**PROBLEM A**
List every person named in the article about Moyane's bid to cross-examine Gordhan, including anyone credited for the photo.
--- SUPPLIED PASSAGE ---
Moyane denied leave to cross-examine Gordhan

Tom Moyane (Paul Botes/M&G)

Tom Moyane (Paul Botes/M&G)

Deputy Chief Justice Raymond Zondo this week drew a line under erstwhile tax commissioner Tom Moyane’s bid to ventilate the South African Revenue Service (Sars) “rogue unit” allegations at the commission of inquiry into state capture.

On Tuesday, Zondo said Moyane would not be allowed to cross-examine Public Enterprises Minister Pravin Gordhan on the formation of the high-risk intervention unit, the so-called rogue unit, which Moyane insists was unlawful. “The applicant has not shown … why it is necessary or in the best interest of the function of the commission that he should be granted leave to cross-examine Mr Gordhan.”

Although Moyane’s application was, by and large, dismissed by Zondo, he reserved his decision on one aspect: the allegation that Moyane had an ulterior motive when he laid charges relating to the unit against Gordhan. Zondo asked for further submissions about allegations of malice on the part of Moyane when he laid charges against Gordhan, then the minister of finance, in 2015.

“When one reads Mr Gordhan’s founding affidavit there are places where one gets the impression that he may be suggesting that in laying charges against him, the applicant was part of a scheme that sought to capture treasury,” Zondo said.

Moyane’s counsel, Dali Mpofu SC, wrote that Gordhan’s “conduct is misleading this commission into believing that Mr Moyane was motivated by malice in reporting the matter to the police”.
Mpofu added this “is not only unlawful but constitutes another attempt falsely to accuse Mr Moyane of wrongdoing”.
---
**PROBLEM B**
Rewrite the records from the start through the line with "contour-label: 50 bbox=[118, 680, 131, 691]", replacing "lat-label" with "latitude-label" and changing nothing else.
--- RECORD LIST ---
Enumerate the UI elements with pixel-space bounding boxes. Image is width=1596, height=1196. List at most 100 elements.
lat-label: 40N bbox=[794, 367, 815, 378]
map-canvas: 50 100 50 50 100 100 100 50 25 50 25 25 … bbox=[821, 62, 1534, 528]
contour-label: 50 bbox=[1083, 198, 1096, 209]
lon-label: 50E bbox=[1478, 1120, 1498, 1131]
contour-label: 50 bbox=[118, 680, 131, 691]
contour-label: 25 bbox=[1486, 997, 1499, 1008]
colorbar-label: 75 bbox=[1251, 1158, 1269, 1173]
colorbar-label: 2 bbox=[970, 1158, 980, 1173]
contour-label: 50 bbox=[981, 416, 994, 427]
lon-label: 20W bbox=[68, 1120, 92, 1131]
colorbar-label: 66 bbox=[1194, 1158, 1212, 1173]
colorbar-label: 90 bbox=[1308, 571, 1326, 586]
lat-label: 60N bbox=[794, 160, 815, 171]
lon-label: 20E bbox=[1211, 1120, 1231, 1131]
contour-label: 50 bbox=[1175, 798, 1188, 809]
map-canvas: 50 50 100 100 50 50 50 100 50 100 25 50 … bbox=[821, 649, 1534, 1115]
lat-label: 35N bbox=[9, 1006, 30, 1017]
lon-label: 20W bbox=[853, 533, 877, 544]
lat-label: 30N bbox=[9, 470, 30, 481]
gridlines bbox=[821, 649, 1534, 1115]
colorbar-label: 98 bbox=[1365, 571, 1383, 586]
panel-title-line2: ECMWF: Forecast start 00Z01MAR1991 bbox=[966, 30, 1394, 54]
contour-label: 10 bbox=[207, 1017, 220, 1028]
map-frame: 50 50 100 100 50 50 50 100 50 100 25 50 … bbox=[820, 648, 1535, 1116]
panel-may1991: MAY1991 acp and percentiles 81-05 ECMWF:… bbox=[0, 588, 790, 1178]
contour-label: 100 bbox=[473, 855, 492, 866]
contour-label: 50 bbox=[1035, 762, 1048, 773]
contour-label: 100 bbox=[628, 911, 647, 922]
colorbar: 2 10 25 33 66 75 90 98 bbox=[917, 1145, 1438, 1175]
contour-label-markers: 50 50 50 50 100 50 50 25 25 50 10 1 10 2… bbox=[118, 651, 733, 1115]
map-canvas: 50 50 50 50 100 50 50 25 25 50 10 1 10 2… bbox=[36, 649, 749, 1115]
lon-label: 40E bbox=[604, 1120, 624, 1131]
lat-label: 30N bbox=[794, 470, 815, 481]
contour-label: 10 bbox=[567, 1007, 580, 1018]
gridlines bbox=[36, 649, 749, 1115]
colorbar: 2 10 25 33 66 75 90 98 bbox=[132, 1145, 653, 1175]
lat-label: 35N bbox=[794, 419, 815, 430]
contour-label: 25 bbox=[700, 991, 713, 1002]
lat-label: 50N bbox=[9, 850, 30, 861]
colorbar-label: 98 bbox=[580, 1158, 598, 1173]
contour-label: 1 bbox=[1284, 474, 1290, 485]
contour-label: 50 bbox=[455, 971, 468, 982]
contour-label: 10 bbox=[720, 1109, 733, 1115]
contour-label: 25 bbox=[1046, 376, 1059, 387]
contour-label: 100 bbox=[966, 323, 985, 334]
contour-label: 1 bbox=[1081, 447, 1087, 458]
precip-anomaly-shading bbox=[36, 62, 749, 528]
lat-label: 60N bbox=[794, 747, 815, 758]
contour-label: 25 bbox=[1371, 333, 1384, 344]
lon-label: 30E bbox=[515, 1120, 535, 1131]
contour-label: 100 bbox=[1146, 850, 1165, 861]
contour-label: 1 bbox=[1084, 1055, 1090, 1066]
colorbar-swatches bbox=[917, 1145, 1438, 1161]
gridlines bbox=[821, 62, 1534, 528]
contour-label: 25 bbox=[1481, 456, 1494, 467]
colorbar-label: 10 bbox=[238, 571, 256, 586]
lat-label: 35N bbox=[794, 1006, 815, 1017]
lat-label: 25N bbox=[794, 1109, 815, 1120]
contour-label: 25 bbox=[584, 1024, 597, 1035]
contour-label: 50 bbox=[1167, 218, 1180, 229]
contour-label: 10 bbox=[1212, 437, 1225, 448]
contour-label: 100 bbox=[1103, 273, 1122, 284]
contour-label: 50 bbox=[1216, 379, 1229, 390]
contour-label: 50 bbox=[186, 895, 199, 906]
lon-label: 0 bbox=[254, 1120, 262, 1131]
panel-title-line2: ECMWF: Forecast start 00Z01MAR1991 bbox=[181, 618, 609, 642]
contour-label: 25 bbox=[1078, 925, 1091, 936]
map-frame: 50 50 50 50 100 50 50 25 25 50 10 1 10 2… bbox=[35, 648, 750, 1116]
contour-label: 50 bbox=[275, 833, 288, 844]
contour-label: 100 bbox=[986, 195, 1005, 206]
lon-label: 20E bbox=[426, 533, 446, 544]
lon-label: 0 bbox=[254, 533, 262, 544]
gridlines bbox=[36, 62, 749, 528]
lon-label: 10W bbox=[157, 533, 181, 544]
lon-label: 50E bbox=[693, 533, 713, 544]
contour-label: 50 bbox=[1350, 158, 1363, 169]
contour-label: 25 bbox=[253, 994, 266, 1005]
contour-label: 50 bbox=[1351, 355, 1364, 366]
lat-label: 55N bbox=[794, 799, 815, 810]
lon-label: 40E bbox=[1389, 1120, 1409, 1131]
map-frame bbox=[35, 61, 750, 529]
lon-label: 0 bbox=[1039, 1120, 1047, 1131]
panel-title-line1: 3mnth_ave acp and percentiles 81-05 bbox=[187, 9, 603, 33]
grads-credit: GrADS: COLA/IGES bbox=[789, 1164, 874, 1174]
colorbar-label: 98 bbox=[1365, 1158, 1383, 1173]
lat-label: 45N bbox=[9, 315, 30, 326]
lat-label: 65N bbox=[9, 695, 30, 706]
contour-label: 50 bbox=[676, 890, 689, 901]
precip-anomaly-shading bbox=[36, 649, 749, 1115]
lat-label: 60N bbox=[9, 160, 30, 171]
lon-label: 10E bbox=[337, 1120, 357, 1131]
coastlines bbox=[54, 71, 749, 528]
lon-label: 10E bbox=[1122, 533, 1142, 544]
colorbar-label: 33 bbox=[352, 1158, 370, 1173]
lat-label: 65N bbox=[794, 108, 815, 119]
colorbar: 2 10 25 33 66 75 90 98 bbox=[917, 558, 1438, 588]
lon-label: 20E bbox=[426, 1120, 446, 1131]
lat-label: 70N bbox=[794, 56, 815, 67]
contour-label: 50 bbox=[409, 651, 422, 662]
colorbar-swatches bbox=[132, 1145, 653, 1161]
---
**COMPLETE ANSWER A**
Tom Moyane, Paul Botes, Raymond Zondo, Pravin Gordhan, Dali Mpofu

**COMPLETE ANSWER B**
Enumerate the UI elements with pixel-space bounding boxes. Image is width=1596, height=1196. List at most 100 elements.
latitude-label: 40N bbox=[794, 367, 815, 378]
map-canvas: 50 100 50 50 100 100 100 50 25 50 25 25 … bbox=[821, 62, 1534, 528]
contour-label: 50 bbox=[1083, 198, 1096, 209]
lon-label: 50E bbox=[1478, 1120, 1498, 1131]
contour-label: 50 bbox=[118, 680, 131, 691]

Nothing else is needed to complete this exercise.